PROBLEM STATEMENT →
Identify the lines that contain the word "title", then copy them.

MATERIAL PROVIDED →
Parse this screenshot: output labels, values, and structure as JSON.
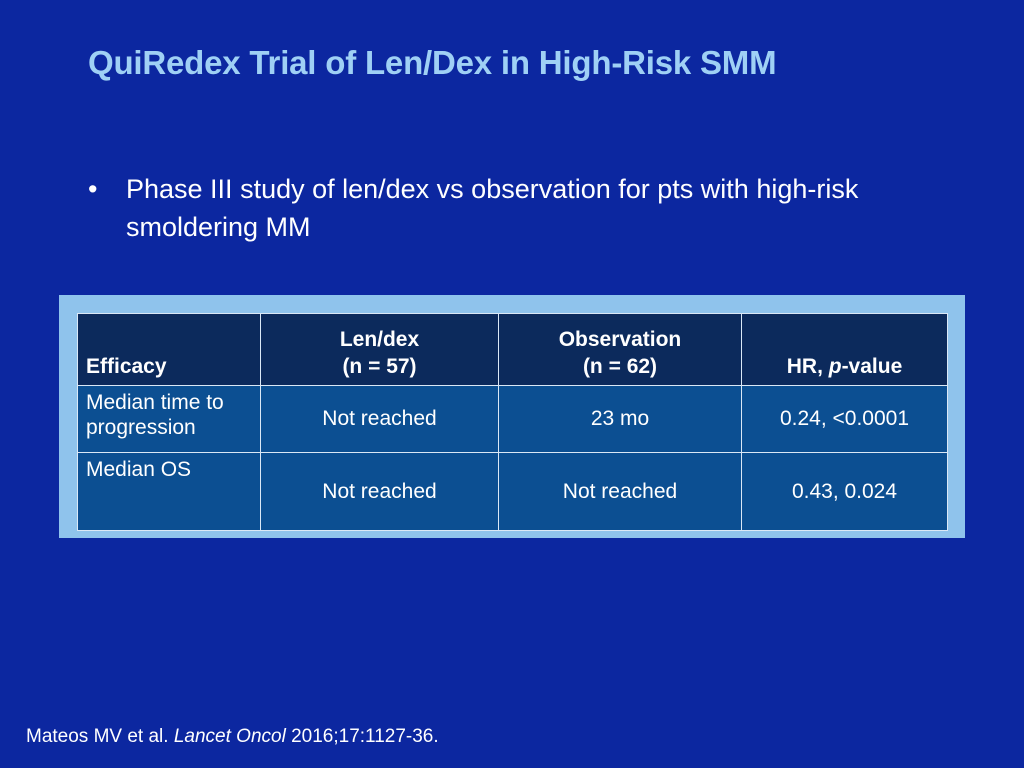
{
  "slide": {
    "title": "QuiRedex Trial of Len/Dex in High-Risk SMM",
    "bullets": [
      "Phase III study of len/dex vs observation for pts with high-risk smoldering MM"
    ],
    "bullet_symbol": "•"
  },
  "table": {
    "headers": {
      "efficacy": "Efficacy",
      "lendex": {
        "line1": "Len/dex",
        "line2": "(n = 57)"
      },
      "observation": {
        "line1": "Observation",
        "line2": "(n = 62)"
      },
      "hr_prefix": "HR, ",
      "hr_p": "p",
      "hr_suffix": "-value"
    },
    "rows": [
      {
        "label": "Median time to progression",
        "lendex": "Not reached",
        "observation": "23 mo",
        "hr": "0.24, <0.0001"
      },
      {
        "label": "Median OS",
        "lendex": "Not reached",
        "observation": "Not reached",
        "hr": "0.43, 0.024"
      }
    ]
  },
  "citation": {
    "authors": "Mateos MV et al. ",
    "journal": "Lancet Oncol",
    "details": " 2016;17:1127-36."
  },
  "colors": {
    "background": "#0c27a0",
    "title": "#9fd0f5",
    "table_frame": "#8fc3ec",
    "header_fill": "#0c2a5c",
    "body_fill": "#0c4f92"
  }
}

CORRECT RESPONSE →
    "title": "QuiRedex Trial of Len/Dex in High-Risk SMM",
    "title": "#9fd0f5",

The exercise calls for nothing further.